Omit images. Retype all entries verbatim.

## Start Material for the task

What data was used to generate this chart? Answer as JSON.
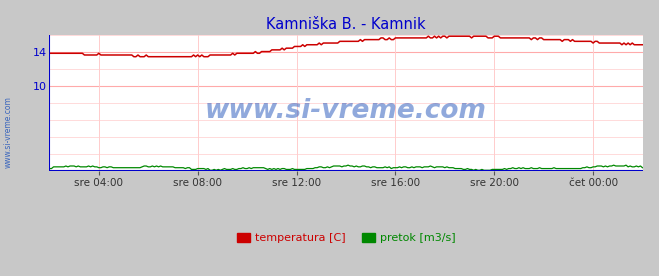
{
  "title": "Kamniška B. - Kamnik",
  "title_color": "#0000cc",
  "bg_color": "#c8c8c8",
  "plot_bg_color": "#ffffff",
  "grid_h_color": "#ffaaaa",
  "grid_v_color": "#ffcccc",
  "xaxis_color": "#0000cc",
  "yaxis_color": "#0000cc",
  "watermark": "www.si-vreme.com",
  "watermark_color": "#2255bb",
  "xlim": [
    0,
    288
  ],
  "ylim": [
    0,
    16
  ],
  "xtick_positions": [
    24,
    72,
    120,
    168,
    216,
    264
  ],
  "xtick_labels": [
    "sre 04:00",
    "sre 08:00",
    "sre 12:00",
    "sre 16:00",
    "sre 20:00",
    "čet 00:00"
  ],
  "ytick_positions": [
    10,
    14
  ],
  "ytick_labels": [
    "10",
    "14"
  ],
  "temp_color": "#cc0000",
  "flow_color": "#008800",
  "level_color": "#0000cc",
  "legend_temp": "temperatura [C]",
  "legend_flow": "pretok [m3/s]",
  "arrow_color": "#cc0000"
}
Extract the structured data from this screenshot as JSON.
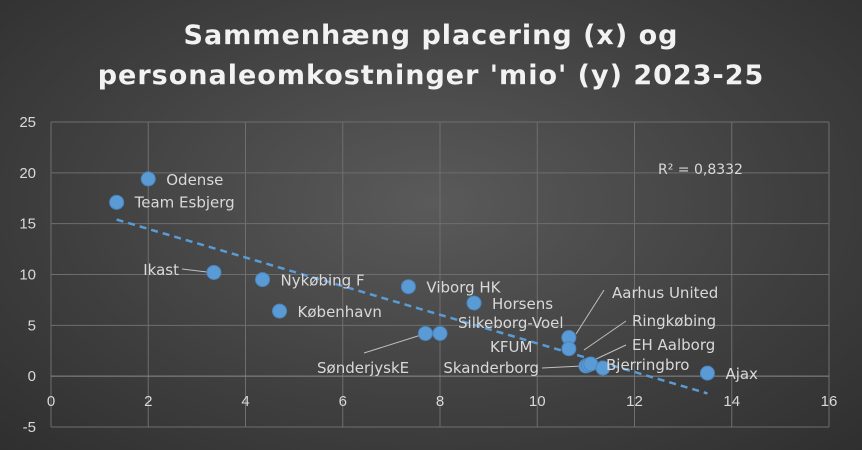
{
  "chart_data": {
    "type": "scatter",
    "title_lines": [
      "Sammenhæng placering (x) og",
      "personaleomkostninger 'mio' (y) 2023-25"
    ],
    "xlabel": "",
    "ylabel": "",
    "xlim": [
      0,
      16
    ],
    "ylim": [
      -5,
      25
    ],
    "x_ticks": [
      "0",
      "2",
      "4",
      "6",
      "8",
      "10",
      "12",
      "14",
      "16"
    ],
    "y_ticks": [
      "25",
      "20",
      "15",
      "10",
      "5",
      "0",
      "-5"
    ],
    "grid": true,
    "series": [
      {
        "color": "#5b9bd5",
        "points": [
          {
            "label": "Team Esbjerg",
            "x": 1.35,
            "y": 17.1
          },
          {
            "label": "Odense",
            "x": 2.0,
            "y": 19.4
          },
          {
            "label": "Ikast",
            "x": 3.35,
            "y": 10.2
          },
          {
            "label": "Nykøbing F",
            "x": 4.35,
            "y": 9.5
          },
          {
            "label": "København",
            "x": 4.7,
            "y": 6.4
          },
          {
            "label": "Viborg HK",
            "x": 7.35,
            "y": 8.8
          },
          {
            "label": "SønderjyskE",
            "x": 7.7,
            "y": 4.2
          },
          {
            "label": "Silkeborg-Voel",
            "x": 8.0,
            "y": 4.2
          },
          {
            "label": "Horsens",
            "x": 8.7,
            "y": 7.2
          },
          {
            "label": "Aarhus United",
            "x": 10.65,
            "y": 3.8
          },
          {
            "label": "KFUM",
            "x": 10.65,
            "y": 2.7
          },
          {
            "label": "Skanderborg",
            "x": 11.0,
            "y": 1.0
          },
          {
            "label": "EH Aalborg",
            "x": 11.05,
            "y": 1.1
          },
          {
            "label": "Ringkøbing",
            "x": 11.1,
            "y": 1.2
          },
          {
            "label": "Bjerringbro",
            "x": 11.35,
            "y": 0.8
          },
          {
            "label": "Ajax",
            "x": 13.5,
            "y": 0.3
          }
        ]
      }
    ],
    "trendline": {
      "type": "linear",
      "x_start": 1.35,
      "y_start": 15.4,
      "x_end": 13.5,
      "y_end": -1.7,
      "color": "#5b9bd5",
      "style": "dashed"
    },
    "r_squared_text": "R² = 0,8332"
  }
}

## End Material for the task

▶ **Answer for the task**
What data was used to generate this chart? Answer as JSON.
{
  "title": "Kamniška B. - Kamnik",
  "title_color": "#0000cc",
  "bg_color": "#c8c8c8",
  "plot_bg_color": "#ffffff",
  "grid_h_color": "#ffaaaa",
  "grid_v_color": "#ffcccc",
  "xaxis_color": "#0000cc",
  "yaxis_color": "#0000cc",
  "watermark": "www.si-vreme.com",
  "watermark_color": "#2255bb",
  "xlim": [
    0,
    288
  ],
  "ylim": [
    0,
    16
  ],
  "xtick_positions": [
    24,
    72,
    120,
    168,
    216,
    264
  ],
  "xtick_labels": [
    "sre 04:00",
    "sre 08:00",
    "sre 12:00",
    "sre 16:00",
    "sre 20:00",
    "čet 00:00"
  ],
  "ytick_positions": [
    10,
    14
  ],
  "ytick_labels": [
    "10",
    "14"
  ],
  "temp_color": "#cc0000",
  "flow_color": "#008800",
  "level_color": "#0000cc",
  "legend_temp": "temperatura [C]",
  "legend_flow": "pretok [m3/s]",
  "arrow_color": "#cc0000"
}
Extract the structured data from this screenshot as JSON.
{
  "chart_data": {
    "type": "scatter",
    "title_lines": [
      "Sammenhæng placering (x) og",
      "personaleomkostninger 'mio' (y) 2023-25"
    ],
    "xlabel": "",
    "ylabel": "",
    "xlim": [
      0,
      16
    ],
    "ylim": [
      -5,
      25
    ],
    "x_ticks": [
      "0",
      "2",
      "4",
      "6",
      "8",
      "10",
      "12",
      "14",
      "16"
    ],
    "y_ticks": [
      "25",
      "20",
      "15",
      "10",
      "5",
      "0",
      "-5"
    ],
    "grid": true,
    "series": [
      {
        "color": "#5b9bd5",
        "points": [
          {
            "label": "Team Esbjerg",
            "x": 1.35,
            "y": 17.1
          },
          {
            "label": "Odense",
            "x": 2.0,
            "y": 19.4
          },
          {
            "label": "Ikast",
            "x": 3.35,
            "y": 10.2
          },
          {
            "label": "Nykøbing F",
            "x": 4.35,
            "y": 9.5
          },
          {
            "label": "København",
            "x": 4.7,
            "y": 6.4
          },
          {
            "label": "Viborg HK",
            "x": 7.35,
            "y": 8.8
          },
          {
            "label": "SønderjyskE",
            "x": 7.7,
            "y": 4.2
          },
          {
            "label": "Silkeborg-Voel",
            "x": 8.0,
            "y": 4.2
          },
          {
            "label": "Horsens",
            "x": 8.7,
            "y": 7.2
          },
          {
            "label": "Aarhus United",
            "x": 10.65,
            "y": 3.8
          },
          {
            "label": "KFUM",
            "x": 10.65,
            "y": 2.7
          },
          {
            "label": "Skanderborg",
            "x": 11.0,
            "y": 1.0
          },
          {
            "label": "EH Aalborg",
            "x": 11.05,
            "y": 1.1
          },
          {
            "label": "Ringkøbing",
            "x": 11.1,
            "y": 1.2
          },
          {
            "label": "Bjerringbro",
            "x": 11.35,
            "y": 0.8
          },
          {
            "label": "Ajax",
            "x": 13.5,
            "y": 0.3
          }
        ]
      }
    ],
    "trendline": {
      "type": "linear",
      "x_start": 1.35,
      "y_start": 15.4,
      "x_end": 13.5,
      "y_end": -1.7,
      "color": "#5b9bd5",
      "style": "dashed"
    },
    "r_squared_text": "R² = 0,8332"
  }
}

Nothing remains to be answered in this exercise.